Set problem
Identify the lines that contain the string "государственной", then copy each of them.

Excerpted data

####################

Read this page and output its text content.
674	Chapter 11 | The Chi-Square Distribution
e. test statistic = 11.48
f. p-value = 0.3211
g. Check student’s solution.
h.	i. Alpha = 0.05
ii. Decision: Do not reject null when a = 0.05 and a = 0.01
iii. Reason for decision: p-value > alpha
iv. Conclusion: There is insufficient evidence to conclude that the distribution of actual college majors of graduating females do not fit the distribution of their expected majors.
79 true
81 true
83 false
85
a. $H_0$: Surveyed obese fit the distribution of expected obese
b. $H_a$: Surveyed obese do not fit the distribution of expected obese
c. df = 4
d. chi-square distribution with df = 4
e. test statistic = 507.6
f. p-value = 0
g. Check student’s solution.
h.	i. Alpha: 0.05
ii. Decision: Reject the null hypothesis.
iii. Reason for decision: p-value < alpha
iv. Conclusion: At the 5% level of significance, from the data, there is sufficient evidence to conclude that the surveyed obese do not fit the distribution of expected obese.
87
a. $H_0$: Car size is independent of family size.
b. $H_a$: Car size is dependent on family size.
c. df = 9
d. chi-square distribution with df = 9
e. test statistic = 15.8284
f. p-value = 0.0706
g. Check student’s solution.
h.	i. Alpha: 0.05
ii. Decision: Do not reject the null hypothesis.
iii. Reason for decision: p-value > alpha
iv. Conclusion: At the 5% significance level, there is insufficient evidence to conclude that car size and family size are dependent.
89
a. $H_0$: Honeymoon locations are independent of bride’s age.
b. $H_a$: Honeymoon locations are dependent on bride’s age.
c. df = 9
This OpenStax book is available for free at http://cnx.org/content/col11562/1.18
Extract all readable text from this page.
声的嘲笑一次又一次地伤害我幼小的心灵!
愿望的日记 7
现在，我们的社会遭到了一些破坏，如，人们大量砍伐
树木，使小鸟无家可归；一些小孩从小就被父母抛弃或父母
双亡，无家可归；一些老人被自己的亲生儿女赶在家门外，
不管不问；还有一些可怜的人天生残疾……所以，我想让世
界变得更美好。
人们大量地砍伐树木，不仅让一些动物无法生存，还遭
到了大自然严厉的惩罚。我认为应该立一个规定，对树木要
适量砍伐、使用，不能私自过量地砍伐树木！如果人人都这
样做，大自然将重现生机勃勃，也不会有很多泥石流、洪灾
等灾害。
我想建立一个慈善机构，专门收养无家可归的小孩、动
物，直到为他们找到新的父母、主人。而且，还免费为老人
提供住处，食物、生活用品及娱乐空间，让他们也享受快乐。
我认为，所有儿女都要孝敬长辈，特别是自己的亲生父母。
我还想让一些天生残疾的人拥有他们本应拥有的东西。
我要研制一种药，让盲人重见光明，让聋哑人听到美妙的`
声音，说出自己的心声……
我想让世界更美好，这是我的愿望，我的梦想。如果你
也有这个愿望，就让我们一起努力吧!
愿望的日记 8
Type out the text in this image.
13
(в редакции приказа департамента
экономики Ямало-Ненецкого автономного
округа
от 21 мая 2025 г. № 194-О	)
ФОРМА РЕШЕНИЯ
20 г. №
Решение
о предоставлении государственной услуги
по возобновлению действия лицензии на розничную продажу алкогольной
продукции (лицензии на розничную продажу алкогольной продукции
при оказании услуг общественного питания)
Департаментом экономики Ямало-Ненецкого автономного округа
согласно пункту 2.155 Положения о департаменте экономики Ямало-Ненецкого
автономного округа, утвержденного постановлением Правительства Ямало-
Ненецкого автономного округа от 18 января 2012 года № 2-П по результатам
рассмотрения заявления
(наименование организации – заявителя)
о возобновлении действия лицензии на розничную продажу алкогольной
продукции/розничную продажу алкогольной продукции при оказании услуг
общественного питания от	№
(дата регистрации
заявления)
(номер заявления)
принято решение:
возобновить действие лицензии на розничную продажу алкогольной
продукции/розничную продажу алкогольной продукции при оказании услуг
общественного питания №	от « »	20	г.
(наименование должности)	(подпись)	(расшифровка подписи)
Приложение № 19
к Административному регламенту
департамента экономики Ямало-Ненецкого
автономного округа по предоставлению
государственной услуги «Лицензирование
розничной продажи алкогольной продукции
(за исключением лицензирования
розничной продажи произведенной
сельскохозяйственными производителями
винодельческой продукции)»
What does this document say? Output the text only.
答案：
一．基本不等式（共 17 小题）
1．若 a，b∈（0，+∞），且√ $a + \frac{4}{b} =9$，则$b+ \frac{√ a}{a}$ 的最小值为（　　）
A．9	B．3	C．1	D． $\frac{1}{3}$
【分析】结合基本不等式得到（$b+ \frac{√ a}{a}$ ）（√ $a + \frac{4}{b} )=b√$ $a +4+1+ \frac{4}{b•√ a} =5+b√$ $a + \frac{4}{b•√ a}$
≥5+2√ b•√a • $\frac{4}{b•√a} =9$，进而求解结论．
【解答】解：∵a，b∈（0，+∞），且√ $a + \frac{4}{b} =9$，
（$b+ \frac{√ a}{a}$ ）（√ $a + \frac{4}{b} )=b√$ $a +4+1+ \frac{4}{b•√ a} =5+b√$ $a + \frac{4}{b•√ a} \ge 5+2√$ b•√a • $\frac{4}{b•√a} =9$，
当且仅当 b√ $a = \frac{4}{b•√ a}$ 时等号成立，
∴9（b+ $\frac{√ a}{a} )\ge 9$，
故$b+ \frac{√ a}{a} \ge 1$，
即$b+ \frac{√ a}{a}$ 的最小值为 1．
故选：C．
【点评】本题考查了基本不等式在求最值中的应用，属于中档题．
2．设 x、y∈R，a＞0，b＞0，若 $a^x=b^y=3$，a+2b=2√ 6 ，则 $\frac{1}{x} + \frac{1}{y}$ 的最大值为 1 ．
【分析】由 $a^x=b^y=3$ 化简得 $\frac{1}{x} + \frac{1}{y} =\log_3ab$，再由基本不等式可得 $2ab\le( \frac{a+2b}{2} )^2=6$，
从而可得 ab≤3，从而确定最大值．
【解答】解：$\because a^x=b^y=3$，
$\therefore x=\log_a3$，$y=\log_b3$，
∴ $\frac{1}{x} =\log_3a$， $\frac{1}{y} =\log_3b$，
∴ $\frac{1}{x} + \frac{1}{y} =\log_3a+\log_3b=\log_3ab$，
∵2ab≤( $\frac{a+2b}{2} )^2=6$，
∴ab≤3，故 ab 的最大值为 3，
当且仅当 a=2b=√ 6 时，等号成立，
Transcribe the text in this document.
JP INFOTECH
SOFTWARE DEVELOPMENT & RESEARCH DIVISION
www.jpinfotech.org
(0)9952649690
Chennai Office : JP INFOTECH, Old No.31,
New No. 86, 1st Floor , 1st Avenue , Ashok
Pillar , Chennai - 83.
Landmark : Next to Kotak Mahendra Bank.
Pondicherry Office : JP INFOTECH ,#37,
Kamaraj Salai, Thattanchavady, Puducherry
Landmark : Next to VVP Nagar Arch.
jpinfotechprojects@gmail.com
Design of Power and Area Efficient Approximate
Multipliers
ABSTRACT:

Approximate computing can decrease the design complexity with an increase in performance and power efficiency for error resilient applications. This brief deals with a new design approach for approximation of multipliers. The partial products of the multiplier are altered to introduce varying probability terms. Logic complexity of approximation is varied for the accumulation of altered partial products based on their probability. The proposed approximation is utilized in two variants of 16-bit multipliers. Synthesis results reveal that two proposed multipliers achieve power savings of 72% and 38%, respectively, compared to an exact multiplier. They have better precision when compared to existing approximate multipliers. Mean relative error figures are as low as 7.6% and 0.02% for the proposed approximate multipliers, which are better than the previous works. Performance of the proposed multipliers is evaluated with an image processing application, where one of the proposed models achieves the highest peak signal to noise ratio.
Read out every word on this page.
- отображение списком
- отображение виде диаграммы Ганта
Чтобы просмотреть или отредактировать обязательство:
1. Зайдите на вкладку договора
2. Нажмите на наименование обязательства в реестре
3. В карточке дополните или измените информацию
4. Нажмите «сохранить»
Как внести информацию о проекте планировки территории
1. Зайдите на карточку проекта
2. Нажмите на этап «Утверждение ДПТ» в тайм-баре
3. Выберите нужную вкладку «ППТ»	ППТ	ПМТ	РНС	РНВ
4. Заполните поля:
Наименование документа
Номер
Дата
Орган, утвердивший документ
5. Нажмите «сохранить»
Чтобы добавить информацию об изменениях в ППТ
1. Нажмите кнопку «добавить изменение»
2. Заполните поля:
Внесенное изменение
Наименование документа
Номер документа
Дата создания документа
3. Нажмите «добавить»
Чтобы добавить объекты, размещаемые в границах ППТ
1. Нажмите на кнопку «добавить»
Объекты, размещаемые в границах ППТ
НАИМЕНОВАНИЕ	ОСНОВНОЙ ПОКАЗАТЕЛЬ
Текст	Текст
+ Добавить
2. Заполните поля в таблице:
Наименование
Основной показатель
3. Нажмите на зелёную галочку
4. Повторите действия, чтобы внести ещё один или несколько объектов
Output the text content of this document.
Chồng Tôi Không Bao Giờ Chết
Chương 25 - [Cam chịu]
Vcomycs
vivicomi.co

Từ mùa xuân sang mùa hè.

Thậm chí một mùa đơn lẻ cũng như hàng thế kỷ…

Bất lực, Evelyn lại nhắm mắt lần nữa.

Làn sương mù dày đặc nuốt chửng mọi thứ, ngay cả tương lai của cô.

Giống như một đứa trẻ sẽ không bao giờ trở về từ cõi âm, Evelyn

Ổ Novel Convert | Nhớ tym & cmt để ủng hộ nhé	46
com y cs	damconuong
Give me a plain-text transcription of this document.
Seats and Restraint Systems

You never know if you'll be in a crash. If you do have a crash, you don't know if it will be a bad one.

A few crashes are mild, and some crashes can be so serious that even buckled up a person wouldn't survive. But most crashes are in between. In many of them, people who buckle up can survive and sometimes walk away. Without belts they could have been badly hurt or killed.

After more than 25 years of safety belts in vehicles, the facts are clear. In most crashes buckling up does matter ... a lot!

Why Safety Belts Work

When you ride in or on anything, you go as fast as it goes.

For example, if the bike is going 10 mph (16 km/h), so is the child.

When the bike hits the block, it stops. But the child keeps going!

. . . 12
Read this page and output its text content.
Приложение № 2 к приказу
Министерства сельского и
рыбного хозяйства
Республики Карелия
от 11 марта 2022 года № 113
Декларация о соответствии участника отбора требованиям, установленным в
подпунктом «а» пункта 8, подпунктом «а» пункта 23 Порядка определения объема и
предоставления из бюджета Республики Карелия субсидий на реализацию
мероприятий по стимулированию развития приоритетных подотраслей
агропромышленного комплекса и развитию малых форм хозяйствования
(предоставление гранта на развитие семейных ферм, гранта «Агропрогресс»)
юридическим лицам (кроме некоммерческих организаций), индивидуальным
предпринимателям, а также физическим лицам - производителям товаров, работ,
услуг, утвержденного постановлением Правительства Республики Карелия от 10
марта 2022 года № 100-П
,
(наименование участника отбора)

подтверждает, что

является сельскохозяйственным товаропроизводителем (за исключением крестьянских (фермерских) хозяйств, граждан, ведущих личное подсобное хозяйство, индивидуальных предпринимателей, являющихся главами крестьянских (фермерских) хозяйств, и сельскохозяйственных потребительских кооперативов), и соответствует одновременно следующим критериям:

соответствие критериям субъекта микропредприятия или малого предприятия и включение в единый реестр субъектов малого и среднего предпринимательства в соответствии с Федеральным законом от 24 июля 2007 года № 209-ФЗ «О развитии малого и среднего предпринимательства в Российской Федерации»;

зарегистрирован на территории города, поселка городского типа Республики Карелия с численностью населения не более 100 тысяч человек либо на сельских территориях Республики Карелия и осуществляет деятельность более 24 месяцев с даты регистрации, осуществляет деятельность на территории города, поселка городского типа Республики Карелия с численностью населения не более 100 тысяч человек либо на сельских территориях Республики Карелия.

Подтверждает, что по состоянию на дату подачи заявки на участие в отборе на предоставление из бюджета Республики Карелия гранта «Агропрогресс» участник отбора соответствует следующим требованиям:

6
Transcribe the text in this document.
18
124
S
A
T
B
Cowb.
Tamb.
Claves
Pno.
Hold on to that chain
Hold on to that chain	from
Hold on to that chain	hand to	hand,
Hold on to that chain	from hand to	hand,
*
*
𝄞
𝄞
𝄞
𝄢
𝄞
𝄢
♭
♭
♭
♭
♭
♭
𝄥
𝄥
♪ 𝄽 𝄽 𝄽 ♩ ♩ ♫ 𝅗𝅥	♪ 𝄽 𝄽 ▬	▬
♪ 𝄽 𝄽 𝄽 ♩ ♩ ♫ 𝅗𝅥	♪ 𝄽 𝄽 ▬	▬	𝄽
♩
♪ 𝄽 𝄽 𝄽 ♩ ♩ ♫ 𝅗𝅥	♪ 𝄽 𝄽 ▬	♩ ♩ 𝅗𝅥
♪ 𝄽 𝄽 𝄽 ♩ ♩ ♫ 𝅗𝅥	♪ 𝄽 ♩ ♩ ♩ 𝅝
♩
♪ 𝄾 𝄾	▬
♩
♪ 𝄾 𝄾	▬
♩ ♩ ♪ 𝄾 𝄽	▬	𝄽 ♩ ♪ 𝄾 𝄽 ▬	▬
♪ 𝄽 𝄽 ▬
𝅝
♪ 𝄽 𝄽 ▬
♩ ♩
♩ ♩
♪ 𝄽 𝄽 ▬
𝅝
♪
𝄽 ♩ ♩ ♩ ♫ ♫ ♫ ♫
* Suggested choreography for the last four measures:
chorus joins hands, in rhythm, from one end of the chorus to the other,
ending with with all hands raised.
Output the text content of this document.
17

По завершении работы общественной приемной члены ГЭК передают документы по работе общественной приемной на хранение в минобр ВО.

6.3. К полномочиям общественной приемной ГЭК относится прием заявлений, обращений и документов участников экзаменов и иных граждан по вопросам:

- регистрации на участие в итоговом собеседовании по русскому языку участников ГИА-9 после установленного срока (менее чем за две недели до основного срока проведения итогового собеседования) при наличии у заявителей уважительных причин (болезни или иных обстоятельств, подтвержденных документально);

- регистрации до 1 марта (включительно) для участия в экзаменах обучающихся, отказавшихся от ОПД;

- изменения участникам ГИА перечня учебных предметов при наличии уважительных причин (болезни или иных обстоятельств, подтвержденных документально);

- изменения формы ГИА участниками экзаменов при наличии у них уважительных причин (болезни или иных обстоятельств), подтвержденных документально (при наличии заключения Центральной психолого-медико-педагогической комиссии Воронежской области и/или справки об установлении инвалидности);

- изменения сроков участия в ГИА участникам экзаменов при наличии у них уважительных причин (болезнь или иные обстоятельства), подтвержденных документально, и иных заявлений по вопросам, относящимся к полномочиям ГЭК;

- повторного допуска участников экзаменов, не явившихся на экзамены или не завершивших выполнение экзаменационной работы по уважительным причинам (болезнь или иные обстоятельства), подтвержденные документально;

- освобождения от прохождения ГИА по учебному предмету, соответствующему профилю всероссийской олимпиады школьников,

####################

Answer to the exercise
о предоставлении государственной услуги
государственной услуги «Лицензирование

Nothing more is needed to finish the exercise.